- [Task prompt]: Set down all of the entries word for word, omitting the images they contain.
:: Excerpted data
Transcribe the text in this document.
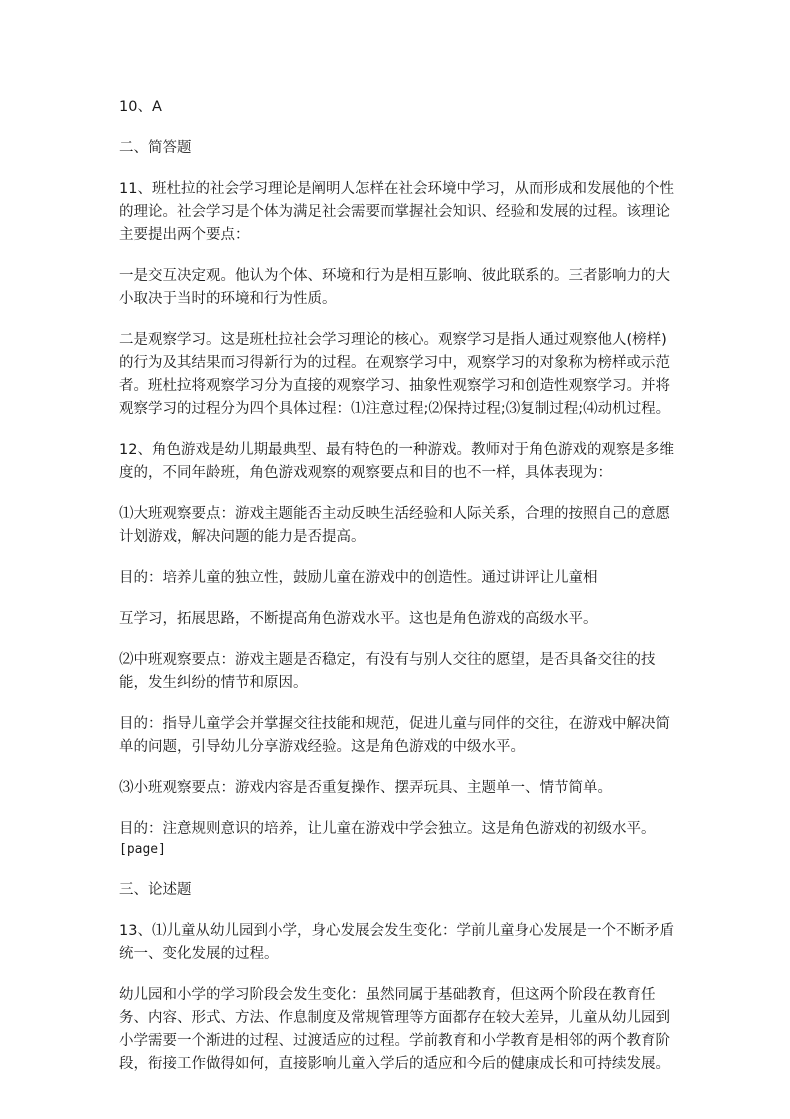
10、A

二、简答题

11、班杜拉的社会学习理论是阐明人怎样在社会环境中学习，从而形成和发展他的个性的理论。社会学习是个体为满足社会需要而掌握社会知识、经验和发展的过程。该理论主要提出两个要点：

一是交互决定观。他认为个体、环境和行为是相互影响、彼此联系的。三者影响力的大小取决于当时的环境和行为性质。

二是观察学习。这是班杜拉社会学习理论的核心。观察学习是指人通过观察他人(榜样)的行为及其结果而习得新行为的过程。在观察学习中，观察学习的对象称为榜样或示范者。班杜拉将观察学习分为直接的观察学习、抽象性观察学习和创造性观察学习。并将观察学习的过程分为四个具体过程：⑴注意过程;⑵保持过程;⑶复制过程;⑷动机过程。

12、角色游戏是幼儿期最典型、最有特色的一种游戏。教师对于角色游戏的观察是多维度的，不同年龄班，角色游戏观察的观察要点和目的也不一样，具体表现为：

⑴大班观察要点：游戏主题能否主动反映生活经验和人际关系，合理的按照自己的意愿计划游戏，解决问题的能力是否提高。

目的：培养儿童的独立性，鼓励儿童在游戏中的创造性。通过讲评让儿童相

互学习，拓展思路，不断提高角色游戏水平。这也是角色游戏的高级水平。

⑵中班观察要点：游戏主题是否稳定，有没有与别人交往的愿望，是否具备交往的技能，发生纠纷的情节和原因。

目的：指导儿童学会并掌握交往技能和规范，促进儿童与同伴的交往，在游戏中解决简单的问题，引导幼儿分享游戏经验。这是角色游戏的中级水平。

⑶小班观察要点：游戏内容是否重复操作、摆弄玩具、主题单一、情节简单。

目的：注意规则意识的培养，让儿童在游戏中学会独立。这是角色游戏的初级水平。

[page]

三、论述题

13、⑴儿童从幼儿园到小学，身心发展会发生变化：学前儿童身心发展是一个不断矛盾统一、变化发展的过程。

幼儿园和小学的学习阶段会发生变化：虽然同属于基础教育，但这两个阶段在教育任务、内容、形式、方法、作息制度及常规管理等方面都存在较大差异，儿童从幼儿园到小学需要一个渐进的过程、过渡适应的过程。学前教育和小学教育是相邻的两个教育阶段，衔接工作做得如何，直接影响儿童入学后的适应和今后的健康成长和可持续发展。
::::
- [Finished task]:
Transcribe the text in this document.
10、A

二、简答题

11、班杜拉的社会学习理论是阐明人怎样在社会环境中学习，从而形成和发展他的个性的理论。社会学习是个体为满足社会需要而掌握社会知识、经验和发展的过程。该理论主要提出两个要点：

一是交互决定观。他认为个体、环境和行为是相互影响、彼此联系的。三者影响力的大小取决于当时的环境和行为性质。

二是观察学习。这是班杜拉社会学习理论的核心。观察学习是指人通过观察他人(榜样)的行为及其结果而习得新行为的过程。在观察学习中，观察学习的对象称为榜样或示范者。班杜拉将观察学习分为直接的观察学习、抽象性观察学习和创造性观察学习。并将观察学习的过程分为四个具体过程：⑴注意过程;⑵保持过程;⑶复制过程;⑷动机过程。

12、角色游戏是幼儿期最典型、最有特色的一种游戏。教师对于角色游戏的观察是多维度的，不同年龄班，角色游戏观察的观察要点和目的也不一样，具体表现为：

⑴大班观察要点：游戏主题能否主动反映生活经验和人际关系，合理的按照自己的意愿计划游戏，解决问题的能力是否提高。

目的：培养儿童的独立性，鼓励儿童在游戏中的创造性。通过讲评让儿童相

互学习，拓展思路，不断提高角色游戏水平。这也是角色游戏的高级水平。

⑵中班观察要点：游戏主题是否稳定，有没有与别人交往的愿望，是否具备交往的技能，发生纠纷的情节和原因。

目的：指导儿童学会并掌握交往技能和规范，促进儿童与同伴的交往，在游戏中解决简单的问题，引导幼儿分享游戏经验。这是角色游戏的中级水平。

⑶小班观察要点：游戏内容是否重复操作、摆弄玩具、主题单一、情节简单。

目的：注意规则意识的培养，让儿童在游戏中学会独立。这是角色游戏的初级水平。

[page]

三、论述题

13、⑴儿童从幼儿园到小学，身心发展会发生变化：学前儿童身心发展是一个不断矛盾统一、变化发展的过程。

幼儿园和小学的学习阶段会发生变化：虽然同属于基础教育，但这两个阶段在教育任务、内容、形式、方法、作息制度及常规管理等方面都存在较大差异，儿童从幼儿园到小学需要一个渐进的过程、过渡适应的过程。学前教育和小学教育是相邻的两个教育阶段，衔接工作做得如何，直接影响儿童入学后的适应和今后的健康成长和可持续发展。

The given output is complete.